__Material for the task__.
--- start ---

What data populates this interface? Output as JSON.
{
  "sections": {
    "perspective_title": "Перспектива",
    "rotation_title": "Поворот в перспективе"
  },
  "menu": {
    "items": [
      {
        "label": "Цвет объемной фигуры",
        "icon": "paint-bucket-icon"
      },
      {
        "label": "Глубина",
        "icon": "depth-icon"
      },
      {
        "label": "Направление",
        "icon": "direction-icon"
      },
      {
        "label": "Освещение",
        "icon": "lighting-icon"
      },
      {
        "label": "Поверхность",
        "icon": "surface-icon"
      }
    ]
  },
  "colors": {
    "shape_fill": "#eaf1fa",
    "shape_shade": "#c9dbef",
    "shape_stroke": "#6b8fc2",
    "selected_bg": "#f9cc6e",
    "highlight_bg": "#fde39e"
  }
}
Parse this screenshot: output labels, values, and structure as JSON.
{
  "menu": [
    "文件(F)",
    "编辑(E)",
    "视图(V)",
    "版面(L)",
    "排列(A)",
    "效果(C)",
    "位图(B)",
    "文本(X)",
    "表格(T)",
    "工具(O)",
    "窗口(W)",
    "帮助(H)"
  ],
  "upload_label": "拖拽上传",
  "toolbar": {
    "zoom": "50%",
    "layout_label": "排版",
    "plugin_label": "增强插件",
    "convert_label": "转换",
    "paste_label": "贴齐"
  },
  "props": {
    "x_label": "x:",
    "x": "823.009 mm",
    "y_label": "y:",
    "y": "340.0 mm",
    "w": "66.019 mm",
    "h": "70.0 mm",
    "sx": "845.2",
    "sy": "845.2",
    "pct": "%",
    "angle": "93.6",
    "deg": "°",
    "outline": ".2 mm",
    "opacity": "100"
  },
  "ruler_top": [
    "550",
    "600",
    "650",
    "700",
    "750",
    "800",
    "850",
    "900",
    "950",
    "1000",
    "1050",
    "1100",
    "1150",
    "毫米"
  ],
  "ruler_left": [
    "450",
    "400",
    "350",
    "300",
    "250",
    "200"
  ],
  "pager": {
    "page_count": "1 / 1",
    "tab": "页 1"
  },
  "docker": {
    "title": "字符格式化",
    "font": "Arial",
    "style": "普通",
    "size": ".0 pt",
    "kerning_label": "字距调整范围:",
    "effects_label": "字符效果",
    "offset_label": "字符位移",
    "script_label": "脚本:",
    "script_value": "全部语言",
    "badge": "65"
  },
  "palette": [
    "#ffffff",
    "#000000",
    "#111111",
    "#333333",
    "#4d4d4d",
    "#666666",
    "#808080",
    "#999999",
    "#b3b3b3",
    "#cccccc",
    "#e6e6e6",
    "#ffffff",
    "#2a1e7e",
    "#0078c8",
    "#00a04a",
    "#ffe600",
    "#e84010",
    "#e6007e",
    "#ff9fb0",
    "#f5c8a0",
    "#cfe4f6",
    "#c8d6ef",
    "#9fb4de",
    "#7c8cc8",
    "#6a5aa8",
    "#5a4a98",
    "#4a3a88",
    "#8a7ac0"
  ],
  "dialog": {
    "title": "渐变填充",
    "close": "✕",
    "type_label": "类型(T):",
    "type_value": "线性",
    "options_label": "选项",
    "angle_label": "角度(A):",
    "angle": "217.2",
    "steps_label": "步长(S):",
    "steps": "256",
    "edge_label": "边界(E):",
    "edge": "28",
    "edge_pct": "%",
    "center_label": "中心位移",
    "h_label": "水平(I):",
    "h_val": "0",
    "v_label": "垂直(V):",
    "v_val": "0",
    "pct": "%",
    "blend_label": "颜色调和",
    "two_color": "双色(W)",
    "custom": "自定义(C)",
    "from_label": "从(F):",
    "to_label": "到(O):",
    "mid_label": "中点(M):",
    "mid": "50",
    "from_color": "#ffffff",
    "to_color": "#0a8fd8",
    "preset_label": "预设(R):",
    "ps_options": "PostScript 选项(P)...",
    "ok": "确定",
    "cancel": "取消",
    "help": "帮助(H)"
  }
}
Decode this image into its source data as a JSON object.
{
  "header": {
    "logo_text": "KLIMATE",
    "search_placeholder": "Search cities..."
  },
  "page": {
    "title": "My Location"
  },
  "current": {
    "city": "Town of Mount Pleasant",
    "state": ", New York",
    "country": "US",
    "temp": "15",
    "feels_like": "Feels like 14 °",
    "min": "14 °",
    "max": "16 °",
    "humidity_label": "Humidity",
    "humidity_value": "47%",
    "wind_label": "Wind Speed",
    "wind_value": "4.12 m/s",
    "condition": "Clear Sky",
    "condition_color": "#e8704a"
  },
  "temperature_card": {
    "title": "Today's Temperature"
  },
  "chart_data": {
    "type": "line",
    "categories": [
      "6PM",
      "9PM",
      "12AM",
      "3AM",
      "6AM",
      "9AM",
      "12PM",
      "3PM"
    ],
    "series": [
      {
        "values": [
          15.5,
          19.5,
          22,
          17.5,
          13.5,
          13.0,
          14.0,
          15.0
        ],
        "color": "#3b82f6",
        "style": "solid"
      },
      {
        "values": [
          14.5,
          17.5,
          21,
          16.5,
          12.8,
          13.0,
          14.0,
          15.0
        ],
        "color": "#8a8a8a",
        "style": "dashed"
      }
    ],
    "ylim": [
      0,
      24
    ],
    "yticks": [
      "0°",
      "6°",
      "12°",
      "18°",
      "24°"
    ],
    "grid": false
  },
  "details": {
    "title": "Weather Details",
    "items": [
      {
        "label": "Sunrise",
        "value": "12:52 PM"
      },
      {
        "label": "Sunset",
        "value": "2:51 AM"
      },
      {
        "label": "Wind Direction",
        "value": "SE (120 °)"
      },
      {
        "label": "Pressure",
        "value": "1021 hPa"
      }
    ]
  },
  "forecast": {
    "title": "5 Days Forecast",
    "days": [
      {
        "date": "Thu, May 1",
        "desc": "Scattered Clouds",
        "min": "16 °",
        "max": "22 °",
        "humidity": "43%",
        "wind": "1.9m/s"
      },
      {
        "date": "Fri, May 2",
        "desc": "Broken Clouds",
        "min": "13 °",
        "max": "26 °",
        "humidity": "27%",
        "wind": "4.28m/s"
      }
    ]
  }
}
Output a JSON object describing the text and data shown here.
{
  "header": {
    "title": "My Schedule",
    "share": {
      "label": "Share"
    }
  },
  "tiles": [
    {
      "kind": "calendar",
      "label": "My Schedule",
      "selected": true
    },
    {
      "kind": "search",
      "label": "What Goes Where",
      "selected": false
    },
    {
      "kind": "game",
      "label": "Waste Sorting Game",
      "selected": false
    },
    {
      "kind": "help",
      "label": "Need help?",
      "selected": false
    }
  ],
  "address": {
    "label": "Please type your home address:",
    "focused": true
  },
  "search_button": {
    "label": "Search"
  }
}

--- end ---

__Short exercise__.
Filter the records above for lines containing the word "JSON", and copy those lines.

__Solution for this task__.
What data populates this interface? Output as JSON.
Parse this screenshot: output labels, values, and structure as JSON.
Decode this image into its source data as a JSON object.
Output a JSON object describing the text and data shown here.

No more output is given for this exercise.